- PROBLEM DETAILS: Copy out every line of the data below verbatim, with no changes.

- MATERIAL SHOWN:
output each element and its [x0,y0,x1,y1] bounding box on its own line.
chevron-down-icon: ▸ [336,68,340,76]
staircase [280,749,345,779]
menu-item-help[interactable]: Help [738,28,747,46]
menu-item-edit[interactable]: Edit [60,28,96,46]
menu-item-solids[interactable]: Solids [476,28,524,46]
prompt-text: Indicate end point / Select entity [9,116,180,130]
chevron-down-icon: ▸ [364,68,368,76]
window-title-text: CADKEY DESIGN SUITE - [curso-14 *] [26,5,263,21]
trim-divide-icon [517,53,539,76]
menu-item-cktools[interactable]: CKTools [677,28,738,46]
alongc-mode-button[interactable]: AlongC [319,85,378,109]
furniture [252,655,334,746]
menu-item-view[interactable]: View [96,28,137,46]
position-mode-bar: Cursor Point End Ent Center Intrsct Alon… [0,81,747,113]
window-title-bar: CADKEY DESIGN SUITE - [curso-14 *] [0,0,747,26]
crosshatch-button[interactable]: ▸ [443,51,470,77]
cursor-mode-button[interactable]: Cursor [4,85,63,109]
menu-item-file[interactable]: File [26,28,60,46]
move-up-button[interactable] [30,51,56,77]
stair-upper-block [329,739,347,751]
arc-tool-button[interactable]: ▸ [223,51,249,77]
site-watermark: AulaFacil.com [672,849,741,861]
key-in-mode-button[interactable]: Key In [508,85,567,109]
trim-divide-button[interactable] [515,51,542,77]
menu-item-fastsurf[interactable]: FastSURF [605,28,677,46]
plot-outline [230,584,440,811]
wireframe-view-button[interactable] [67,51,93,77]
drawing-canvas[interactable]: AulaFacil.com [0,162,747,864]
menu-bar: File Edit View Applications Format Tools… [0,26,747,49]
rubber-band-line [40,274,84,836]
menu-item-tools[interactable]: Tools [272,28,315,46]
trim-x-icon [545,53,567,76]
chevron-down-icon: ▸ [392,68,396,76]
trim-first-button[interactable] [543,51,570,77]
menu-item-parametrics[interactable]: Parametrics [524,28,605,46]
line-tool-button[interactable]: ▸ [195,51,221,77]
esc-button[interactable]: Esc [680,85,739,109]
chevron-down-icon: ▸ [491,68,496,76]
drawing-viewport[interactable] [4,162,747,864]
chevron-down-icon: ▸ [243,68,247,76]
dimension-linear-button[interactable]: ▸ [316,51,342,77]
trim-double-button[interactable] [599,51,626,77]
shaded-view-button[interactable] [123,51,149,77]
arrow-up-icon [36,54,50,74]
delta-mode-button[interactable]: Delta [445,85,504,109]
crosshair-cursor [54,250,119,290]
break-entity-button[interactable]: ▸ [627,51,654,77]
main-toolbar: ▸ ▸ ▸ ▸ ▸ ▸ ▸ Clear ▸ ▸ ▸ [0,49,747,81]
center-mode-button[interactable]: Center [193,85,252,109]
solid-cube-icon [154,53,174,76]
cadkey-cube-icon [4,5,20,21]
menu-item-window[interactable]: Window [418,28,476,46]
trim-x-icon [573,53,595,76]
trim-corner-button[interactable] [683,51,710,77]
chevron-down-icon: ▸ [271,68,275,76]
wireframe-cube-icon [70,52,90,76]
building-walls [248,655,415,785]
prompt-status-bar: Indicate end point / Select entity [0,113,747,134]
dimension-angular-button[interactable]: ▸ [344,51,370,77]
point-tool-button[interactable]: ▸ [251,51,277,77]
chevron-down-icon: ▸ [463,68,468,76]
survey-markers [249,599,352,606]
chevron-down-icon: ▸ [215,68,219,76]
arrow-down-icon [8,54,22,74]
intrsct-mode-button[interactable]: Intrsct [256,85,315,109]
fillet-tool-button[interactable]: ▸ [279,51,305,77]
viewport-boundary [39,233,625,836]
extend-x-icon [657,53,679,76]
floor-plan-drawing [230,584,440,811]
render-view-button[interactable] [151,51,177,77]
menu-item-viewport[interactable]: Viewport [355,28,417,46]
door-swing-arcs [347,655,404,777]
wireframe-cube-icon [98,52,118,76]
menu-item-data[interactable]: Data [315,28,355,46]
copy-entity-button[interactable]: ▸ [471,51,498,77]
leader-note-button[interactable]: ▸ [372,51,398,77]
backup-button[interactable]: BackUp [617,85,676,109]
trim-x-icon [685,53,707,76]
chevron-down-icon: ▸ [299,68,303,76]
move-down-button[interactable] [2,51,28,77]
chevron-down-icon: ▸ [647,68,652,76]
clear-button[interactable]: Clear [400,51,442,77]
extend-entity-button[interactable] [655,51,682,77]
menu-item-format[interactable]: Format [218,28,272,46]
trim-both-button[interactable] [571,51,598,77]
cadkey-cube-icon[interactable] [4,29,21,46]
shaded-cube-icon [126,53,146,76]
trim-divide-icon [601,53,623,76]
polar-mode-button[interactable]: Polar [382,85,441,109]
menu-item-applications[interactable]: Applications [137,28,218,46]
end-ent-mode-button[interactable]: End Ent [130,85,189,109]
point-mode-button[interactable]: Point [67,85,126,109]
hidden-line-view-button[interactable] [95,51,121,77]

- FULL ANSWER:
output each element and its [x0,y0,x1,y1] bounding box on its own line.
chevron-down-icon: ▸ [336,68,340,76]
staircase [280,749,345,779]
menu-item-help[interactable]: Help [738,28,747,46]
menu-item-edit[interactable]: Edit [60,28,96,46]
menu-item-solids[interactable]: Solids [476,28,524,46]
prompt-text: Indicate end point / Select entity [9,116,180,130]
chevron-down-icon: ▸ [364,68,368,76]
window-title-text: CADKEY DESIGN SUITE - [curso-14 *] [26,5,263,21]
trim-divide-icon [517,53,539,76]
menu-item-cktools[interactable]: CKTools [677,28,738,46]
alongc-mode-button[interactable]: AlongC [319,85,378,109]
furniture [252,655,334,746]
menu-item-view[interactable]: View [96,28,137,46]
position-mode-bar: Cursor Point End Ent Center Intrsct Alon… [0,81,747,113]
window-title-bar: CADKEY DESIGN SUITE - [curso-14 *] [0,0,747,26]
crosshatch-button[interactable]: ▸ [443,51,470,77]
cursor-mode-button[interactable]: Cursor [4,85,63,109]
menu-item-file[interactable]: File [26,28,60,46]
move-up-button[interactable] [30,51,56,77]
stair-upper-block [329,739,347,751]
arc-tool-button[interactable]: ▸ [223,51,249,77]
site-watermark: AulaFacil.com [672,849,741,861]
key-in-mode-button[interactable]: Key In [508,85,567,109]
trim-divide-button[interactable] [515,51,542,77]
menu-item-fastsurf[interactable]: FastSURF [605,28,677,46]
plot-outline [230,584,440,811]
wireframe-view-button[interactable] [67,51,93,77]
drawing-canvas[interactable]: AulaFacil.com [0,162,747,864]
menu-bar: File Edit View Applications Format Tools… [0,26,747,49]
rubber-band-line [40,274,84,836]
menu-item-tools[interactable]: Tools [272,28,315,46]
trim-x-icon [545,53,567,76]
chevron-down-icon: ▸ [392,68,396,76]
trim-first-button[interactable] [543,51,570,77]
menu-item-parametrics[interactable]: Parametrics [524,28,605,46]
line-tool-button[interactable]: ▸ [195,51,221,77]
esc-button[interactable]: Esc [680,85,739,109]
chevron-down-icon: ▸ [491,68,496,76]
drawing-viewport[interactable] [4,162,747,864]
chevron-down-icon: ▸ [243,68,247,76]
dimension-linear-button[interactable]: ▸ [316,51,342,77]
trim-double-button[interactable] [599,51,626,77]
shaded-view-button[interactable] [123,51,149,77]
arrow-up-icon [36,54,50,74]
delta-mode-button[interactable]: Delta [445,85,504,109]
crosshair-cursor [54,250,119,290]
break-entity-button[interactable]: ▸ [627,51,654,77]
main-toolbar: ▸ ▸ ▸ ▸ ▸ ▸ ▸ Clear ▸ ▸ ▸ [0,49,747,81]
center-mode-button[interactable]: Center [193,85,252,109]
solid-cube-icon [154,53,174,76]
cadkey-cube-icon [4,5,20,21]
menu-item-window[interactable]: Window [418,28,476,46]
trim-x-icon [573,53,595,76]
trim-corner-button[interactable] [683,51,710,77]
chevron-down-icon: ▸ [271,68,275,76]
wireframe-cube-icon [70,52,90,76]
building-walls [248,655,415,785]
prompt-status-bar: Indicate end point / Select entity [0,113,747,134]
dimension-angular-button[interactable]: ▸ [344,51,370,77]
point-tool-button[interactable]: ▸ [251,51,277,77]
chevron-down-icon: ▸ [463,68,468,76]
survey-markers [249,599,352,606]
chevron-down-icon: ▸ [215,68,219,76]
arrow-down-icon [8,54,22,74]
intrsct-mode-button[interactable]: Intrsct [256,85,315,109]
fillet-tool-button[interactable]: ▸ [279,51,305,77]
viewport-boundary [39,233,625,836]
extend-x-icon [657,53,679,76]
floor-plan-drawing [230,584,440,811]
render-view-button[interactable] [151,51,177,77]
menu-item-viewport[interactable]: Viewport [355,28,417,46]
door-swing-arcs [347,655,404,777]
wireframe-cube-icon [98,52,118,76]
menu-item-data[interactable]: Data [315,28,355,46]
copy-entity-button[interactable]: ▸ [471,51,498,77]
leader-note-button[interactable]: ▸ [372,51,398,77]
backup-button[interactable]: BackUp [617,85,676,109]
trim-x-icon [685,53,707,76]
chevron-down-icon: ▸ [299,68,303,76]
move-down-button[interactable] [2,51,28,77]
chevron-down-icon: ▸ [647,68,652,76]
clear-button[interactable]: Clear [400,51,442,77]
extend-entity-button[interactable] [655,51,682,77]
menu-item-format[interactable]: Format [218,28,272,46]
trim-both-button[interactable] [571,51,598,77]
cadkey-cube-icon[interactable] [4,29,21,46]
shaded-cube-icon [126,53,146,76]
trim-divide-icon [601,53,623,76]
polar-mode-button[interactable]: Polar [382,85,441,109]
menu-item-applications[interactable]: Applications [137,28,218,46]
end-ent-mode-button[interactable]: End Ent [130,85,189,109]
point-mode-button[interactable]: Point [67,85,126,109]
hidden-line-view-button[interactable] [95,51,121,77]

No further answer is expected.